-- Ejercicios propuestos --
1. Responda, a partir del texto fuente sobre la reforma de las pensiones, a lo siguiente:
(a) ¿Qué número de jornada de huelga fue la de ayer?
(b) ¿Cuántas personas salieron a la calle en Baiona según los convocantes?
(c) ¿A qué ciudad viajaron ayer los líderes de la intersindical?
2. Enumere todos los nombres de lugares geográficos que aparecen en el texto fuente sobre la reforma de las pensiones.
3. Prosiga el texto fuente sobre la movilización contra la reforma de las pensiones a partir de su última oración.

-- Texto fuente --
Maite UBIRIA
BAIONA

El foco se aleja de París en la jornada de calentamiento hacia el 7 de marzo

Quinta jornada de movilización contra la reforma de las pensiones que hoy cerrará, previsiblemente sin voto global del texto, su trámite en la Asamblea Nacional gala para saltar al Senado. Baiona acogió una nutrida marcha a la espera de la jornada de «bloqueo del país» a la que mira ya la intersindical, cuyos líderes viajaron ayer a Albi.

Más de 10.000 personas, según los convocantes, volvieron a salir a la calle en Baiona contra la Reforma Borne.
Más de 10.000 personas, según los convocantes, volvieron a salir a la calle en Baiona contra la Reforma Borne. (Iker LAGRENADE | MEDIABASK.EUS)

Los sindicatos bajaron ayer a la calle, en el Hexágono y en Euskal Herria, en una quinta jornada de movilización- cuarta de huelga- contra el proyecto de reforma del sistema de pensiones. Una jornada con un marcado carácter de transición, ya que, todas las miradas están puestas en el 7 de marzo, fecha en que los sindicatos se declaran dispuestos a «parar el país».

-- Extractos del material --
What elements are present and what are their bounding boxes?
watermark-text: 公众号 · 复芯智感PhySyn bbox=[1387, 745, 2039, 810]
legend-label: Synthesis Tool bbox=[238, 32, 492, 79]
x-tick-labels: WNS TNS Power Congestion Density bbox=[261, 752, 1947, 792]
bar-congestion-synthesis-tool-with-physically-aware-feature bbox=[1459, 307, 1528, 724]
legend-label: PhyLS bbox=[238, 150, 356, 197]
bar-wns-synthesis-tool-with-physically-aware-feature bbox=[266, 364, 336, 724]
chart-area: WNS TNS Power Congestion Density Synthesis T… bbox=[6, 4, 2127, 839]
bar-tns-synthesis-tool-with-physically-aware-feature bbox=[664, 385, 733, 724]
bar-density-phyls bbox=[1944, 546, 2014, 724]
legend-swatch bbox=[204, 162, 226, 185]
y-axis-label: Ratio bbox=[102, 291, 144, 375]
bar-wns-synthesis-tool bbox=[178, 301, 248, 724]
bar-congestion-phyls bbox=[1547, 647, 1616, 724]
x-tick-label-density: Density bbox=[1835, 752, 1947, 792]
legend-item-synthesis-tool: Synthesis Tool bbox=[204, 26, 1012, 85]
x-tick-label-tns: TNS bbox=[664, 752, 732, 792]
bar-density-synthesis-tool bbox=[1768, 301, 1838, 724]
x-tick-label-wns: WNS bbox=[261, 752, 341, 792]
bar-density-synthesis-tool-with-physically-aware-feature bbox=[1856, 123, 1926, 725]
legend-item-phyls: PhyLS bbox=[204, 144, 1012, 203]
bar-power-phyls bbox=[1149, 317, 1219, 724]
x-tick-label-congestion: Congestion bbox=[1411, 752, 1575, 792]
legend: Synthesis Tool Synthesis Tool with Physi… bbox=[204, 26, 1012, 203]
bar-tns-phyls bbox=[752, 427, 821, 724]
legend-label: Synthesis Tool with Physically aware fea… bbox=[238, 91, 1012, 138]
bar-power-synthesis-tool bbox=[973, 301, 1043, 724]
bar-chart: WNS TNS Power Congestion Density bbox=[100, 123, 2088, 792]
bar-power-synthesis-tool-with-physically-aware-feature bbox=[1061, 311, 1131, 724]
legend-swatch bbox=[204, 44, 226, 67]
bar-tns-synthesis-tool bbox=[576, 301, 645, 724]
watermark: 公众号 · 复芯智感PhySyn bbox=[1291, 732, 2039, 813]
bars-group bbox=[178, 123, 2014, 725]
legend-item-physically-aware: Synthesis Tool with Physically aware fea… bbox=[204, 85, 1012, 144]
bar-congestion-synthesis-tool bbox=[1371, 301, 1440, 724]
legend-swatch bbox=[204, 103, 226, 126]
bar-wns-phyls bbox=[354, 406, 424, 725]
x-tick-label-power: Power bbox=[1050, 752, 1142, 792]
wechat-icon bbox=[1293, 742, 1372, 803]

-- Resultados esperados --
1.
(a) La cuarta.
(b) Más de 10.000.
(c) A Albi.

2. Baiona, París, Albi, el Hexágono y Euskal Herria.

3.
La fecha del 16 de febrero se eligió porque el calendario apuntaba a que ayer se debatiría el fatídico artículo 7 del proyecto Borne, el que marca precisamente esa prolongación de 62 a 64 años de la edad de retiro en el Estado francés.

Sin embargo, con 5.000 enmiendas todavía por discutir y una «moción» sorpresa, presentada la víspera por la ultraderecha de Rassemblement National (RN) para evidenciar «quién está a favor y quién en contra» de la reforma, los debates se volvieron a atascar.

Así las cosas, los sindicatos no dispusieron del revulsivo de ese voto polémico, lo que no impidió que en las más de 200 marchas celebradas en el Hexágono centenares de miles de personas -300.000 marcharon en París según la CGT- mostraran su firme rechazo a la propuesta macronista.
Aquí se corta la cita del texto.